━━━ THE RECORDS ━━━
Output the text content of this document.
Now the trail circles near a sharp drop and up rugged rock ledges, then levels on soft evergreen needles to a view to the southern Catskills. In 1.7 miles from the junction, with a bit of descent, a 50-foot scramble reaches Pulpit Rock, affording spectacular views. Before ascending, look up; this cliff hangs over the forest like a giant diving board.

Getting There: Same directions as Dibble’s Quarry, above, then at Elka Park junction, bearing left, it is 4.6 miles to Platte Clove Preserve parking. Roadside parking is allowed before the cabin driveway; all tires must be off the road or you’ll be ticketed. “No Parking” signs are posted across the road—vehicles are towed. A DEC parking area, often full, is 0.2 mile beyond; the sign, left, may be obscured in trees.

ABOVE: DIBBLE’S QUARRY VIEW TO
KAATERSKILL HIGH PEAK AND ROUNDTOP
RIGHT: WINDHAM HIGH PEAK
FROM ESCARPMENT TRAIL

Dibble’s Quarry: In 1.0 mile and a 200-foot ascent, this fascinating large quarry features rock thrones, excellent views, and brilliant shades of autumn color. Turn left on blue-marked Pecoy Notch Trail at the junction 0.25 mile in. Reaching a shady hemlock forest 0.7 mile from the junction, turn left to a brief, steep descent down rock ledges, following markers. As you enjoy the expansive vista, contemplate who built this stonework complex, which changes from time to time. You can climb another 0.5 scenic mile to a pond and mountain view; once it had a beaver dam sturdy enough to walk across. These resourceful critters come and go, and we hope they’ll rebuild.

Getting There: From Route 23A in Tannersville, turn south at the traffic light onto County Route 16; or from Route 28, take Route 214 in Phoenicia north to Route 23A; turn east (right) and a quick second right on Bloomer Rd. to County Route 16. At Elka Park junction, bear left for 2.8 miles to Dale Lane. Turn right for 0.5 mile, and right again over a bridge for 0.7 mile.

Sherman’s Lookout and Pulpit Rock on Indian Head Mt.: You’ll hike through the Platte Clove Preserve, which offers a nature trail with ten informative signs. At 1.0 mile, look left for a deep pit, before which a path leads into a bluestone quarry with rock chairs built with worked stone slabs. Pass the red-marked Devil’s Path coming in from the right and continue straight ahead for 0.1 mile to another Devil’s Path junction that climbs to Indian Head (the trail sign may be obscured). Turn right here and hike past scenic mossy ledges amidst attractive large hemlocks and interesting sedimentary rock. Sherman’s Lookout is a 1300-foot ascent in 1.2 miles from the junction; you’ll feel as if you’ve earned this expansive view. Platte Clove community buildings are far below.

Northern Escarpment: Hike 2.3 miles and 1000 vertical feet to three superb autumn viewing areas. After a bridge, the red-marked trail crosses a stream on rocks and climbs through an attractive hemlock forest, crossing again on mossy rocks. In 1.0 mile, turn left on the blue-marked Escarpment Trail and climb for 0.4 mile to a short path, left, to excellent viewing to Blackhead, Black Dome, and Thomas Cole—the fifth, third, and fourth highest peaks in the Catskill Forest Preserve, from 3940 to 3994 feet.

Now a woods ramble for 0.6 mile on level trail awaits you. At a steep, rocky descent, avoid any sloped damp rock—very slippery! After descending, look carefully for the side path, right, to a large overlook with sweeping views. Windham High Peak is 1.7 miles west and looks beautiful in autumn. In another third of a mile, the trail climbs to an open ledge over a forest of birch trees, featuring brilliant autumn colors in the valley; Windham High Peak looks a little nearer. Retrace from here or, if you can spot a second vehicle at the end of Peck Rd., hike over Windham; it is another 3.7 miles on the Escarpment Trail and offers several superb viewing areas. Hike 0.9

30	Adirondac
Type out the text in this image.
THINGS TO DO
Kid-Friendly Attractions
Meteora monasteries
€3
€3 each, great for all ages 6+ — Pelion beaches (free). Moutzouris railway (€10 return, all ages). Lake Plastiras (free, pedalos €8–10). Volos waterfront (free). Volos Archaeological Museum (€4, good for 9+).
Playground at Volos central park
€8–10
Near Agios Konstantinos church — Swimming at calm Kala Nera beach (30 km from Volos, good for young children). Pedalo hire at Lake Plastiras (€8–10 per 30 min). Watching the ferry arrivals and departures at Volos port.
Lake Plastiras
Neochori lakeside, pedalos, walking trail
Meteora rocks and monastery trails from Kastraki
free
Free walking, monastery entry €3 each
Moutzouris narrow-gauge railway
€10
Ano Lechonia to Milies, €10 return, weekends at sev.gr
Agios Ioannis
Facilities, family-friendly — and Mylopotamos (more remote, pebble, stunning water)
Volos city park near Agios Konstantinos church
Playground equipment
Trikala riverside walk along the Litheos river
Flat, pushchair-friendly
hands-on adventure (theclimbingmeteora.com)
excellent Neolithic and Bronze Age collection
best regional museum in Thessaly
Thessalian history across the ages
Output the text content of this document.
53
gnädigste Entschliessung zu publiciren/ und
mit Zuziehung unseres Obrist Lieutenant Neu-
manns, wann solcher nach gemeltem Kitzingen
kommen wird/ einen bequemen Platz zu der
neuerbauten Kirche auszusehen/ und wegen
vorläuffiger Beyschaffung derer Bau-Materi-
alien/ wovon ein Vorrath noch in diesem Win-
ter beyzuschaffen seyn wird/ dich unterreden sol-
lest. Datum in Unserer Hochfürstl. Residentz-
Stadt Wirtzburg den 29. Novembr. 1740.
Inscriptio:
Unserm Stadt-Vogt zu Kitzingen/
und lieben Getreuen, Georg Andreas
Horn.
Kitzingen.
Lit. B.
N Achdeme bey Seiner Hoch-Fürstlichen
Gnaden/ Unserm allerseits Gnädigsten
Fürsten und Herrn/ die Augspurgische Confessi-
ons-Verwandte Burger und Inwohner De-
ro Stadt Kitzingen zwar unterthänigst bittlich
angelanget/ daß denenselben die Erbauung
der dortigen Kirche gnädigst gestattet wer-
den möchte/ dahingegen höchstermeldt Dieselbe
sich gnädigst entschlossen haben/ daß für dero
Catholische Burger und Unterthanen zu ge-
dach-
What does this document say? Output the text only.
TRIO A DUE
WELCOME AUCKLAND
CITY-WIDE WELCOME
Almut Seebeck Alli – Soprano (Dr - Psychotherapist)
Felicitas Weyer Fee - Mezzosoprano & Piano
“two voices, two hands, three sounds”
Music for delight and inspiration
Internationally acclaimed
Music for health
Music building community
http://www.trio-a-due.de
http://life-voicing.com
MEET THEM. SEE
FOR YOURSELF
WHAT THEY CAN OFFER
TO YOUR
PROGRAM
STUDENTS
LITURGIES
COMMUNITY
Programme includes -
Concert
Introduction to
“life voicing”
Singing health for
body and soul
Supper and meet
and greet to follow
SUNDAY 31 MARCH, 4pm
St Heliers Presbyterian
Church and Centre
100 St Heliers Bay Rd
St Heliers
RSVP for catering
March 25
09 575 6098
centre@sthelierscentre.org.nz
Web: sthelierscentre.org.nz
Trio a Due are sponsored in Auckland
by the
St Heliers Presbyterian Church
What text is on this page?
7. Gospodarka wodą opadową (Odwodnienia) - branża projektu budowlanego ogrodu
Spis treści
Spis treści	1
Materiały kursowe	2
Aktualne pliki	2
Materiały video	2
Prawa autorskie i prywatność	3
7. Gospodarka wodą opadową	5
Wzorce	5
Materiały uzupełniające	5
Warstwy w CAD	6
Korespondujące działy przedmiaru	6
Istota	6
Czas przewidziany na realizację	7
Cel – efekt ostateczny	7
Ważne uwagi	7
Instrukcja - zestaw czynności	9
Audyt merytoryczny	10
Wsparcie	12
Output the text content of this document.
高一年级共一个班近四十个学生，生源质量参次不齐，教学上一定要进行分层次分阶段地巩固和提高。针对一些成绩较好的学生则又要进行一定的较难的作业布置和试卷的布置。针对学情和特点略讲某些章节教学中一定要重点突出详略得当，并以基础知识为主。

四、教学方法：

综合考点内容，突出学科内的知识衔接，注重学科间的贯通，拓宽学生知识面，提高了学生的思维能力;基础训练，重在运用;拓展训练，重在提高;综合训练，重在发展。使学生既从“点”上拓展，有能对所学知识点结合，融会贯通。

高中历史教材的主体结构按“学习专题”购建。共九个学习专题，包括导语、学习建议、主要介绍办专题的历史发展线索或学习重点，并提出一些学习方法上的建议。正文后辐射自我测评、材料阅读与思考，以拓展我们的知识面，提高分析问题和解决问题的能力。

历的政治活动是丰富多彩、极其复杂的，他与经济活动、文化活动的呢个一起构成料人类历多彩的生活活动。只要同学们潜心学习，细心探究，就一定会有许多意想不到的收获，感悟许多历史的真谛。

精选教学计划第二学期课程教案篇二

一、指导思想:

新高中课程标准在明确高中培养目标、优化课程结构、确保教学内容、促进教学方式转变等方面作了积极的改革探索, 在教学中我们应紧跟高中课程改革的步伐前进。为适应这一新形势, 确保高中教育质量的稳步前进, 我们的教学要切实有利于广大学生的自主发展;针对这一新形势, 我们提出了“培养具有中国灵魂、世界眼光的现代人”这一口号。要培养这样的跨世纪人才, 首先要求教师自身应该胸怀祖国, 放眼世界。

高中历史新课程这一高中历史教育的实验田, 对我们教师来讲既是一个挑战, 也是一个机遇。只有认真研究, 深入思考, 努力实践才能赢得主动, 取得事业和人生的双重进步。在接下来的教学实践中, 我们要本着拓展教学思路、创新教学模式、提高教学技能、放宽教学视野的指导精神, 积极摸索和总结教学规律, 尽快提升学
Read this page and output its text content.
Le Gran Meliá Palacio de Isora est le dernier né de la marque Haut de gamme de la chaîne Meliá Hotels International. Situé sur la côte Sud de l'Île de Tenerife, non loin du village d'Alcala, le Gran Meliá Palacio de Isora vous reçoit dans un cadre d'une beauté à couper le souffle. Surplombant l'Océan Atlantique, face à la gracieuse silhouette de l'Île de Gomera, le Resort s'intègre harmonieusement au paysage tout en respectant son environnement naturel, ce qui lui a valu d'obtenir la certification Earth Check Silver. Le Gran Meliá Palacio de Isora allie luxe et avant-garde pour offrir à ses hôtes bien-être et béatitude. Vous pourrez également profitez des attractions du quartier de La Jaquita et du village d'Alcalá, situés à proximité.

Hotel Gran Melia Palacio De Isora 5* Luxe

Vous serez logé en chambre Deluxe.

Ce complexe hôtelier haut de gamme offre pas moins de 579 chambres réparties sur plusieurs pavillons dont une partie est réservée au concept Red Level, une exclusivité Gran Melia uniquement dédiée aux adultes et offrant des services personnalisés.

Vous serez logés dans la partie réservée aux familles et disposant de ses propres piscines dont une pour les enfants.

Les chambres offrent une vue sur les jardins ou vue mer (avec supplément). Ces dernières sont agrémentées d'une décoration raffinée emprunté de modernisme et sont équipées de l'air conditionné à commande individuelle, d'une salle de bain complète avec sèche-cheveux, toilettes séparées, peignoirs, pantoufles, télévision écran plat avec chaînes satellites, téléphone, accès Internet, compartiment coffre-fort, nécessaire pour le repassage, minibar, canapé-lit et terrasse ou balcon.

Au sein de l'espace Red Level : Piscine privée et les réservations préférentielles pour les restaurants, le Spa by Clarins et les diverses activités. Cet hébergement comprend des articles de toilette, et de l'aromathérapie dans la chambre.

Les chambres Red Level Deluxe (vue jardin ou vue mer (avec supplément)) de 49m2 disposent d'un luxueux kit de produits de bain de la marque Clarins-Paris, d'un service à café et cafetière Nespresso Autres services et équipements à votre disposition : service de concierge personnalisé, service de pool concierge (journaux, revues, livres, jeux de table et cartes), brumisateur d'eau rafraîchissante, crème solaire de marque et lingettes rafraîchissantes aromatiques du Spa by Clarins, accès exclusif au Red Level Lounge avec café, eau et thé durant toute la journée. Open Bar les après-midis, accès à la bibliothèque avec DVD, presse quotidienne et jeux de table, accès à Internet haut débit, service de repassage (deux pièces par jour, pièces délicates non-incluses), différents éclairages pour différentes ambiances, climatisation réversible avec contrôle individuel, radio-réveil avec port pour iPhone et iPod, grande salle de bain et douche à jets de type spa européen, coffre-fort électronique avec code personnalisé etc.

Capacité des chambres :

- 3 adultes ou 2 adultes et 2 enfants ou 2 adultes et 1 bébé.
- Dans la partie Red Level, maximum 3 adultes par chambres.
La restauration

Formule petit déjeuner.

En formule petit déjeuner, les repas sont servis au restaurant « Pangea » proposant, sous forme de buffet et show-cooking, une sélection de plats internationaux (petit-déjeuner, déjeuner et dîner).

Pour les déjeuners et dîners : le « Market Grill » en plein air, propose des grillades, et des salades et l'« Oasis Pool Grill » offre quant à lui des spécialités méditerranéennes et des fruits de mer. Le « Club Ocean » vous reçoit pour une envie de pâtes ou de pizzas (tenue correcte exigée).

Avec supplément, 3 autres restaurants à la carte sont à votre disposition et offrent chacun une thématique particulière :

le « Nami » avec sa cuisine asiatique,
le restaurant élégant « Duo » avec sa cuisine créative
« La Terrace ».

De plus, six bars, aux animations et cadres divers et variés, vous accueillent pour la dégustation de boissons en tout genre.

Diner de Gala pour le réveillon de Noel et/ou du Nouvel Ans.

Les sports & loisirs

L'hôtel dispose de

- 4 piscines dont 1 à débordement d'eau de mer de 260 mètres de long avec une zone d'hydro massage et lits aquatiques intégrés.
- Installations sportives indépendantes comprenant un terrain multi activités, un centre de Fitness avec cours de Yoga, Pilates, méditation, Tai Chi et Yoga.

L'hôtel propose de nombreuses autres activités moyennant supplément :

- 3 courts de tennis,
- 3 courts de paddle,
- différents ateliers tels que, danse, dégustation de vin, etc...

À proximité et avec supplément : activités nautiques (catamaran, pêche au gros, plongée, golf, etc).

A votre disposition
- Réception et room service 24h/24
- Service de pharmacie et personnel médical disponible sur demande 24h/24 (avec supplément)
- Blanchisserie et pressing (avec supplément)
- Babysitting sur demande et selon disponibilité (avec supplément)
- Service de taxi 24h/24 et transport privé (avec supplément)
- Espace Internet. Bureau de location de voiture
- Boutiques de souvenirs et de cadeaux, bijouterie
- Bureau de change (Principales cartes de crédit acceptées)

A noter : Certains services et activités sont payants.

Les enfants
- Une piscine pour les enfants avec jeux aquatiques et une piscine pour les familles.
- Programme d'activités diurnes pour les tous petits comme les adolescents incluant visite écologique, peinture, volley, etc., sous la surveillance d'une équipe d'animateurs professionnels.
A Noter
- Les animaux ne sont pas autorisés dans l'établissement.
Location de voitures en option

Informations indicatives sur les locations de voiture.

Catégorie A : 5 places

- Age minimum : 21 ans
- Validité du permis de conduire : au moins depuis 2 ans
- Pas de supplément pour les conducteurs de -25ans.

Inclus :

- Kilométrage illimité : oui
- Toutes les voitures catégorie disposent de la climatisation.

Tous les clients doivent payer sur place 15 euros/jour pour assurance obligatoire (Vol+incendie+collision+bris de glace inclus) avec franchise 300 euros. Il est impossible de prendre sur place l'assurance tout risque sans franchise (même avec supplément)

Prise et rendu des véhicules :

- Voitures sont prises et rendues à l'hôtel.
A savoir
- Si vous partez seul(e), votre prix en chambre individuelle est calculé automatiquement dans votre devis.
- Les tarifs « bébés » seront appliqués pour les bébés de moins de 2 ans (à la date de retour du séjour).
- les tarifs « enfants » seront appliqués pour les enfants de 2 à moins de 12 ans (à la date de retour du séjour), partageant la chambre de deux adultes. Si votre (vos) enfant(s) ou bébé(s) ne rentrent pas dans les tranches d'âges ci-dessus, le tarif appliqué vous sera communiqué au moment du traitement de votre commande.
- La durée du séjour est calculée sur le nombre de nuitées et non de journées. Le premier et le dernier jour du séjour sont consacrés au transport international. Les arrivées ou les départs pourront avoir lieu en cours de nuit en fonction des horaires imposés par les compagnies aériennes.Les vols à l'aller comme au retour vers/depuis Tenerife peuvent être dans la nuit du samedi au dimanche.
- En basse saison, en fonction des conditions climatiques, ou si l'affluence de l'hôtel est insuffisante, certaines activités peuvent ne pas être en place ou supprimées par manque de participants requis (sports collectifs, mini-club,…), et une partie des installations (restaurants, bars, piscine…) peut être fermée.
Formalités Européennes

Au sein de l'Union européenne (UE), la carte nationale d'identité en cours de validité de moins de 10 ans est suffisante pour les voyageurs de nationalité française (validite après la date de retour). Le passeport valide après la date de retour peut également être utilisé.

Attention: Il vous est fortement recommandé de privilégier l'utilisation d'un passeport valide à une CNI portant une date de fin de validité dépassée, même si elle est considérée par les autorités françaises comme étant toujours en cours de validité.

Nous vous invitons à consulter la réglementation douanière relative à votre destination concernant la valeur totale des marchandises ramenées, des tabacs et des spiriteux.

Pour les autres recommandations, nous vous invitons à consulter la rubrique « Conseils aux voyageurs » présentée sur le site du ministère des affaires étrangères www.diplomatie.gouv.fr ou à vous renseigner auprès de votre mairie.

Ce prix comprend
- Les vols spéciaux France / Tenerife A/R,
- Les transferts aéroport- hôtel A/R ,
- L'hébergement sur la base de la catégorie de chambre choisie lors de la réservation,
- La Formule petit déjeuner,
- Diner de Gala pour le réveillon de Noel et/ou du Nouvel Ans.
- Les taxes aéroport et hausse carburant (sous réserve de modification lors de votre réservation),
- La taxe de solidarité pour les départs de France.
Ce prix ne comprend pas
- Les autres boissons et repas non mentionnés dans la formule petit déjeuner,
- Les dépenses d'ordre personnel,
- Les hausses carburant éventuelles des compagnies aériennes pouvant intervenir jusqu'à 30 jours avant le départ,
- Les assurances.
━━━
Copy out all lines above that include the string "hébergement".

■ SOLVED PROBLEM
Au sein de l'espace Red Level : Piscine privée et les réservations préférentielles pour les restaurants, le Spa by Clarins et les diverses activités. Cet hébergement comprend des articles de toilette, et de l'aromathérapie dans la chambre.
- L'hébergement sur la base de la catégorie de chambre choisie lors de la réservation,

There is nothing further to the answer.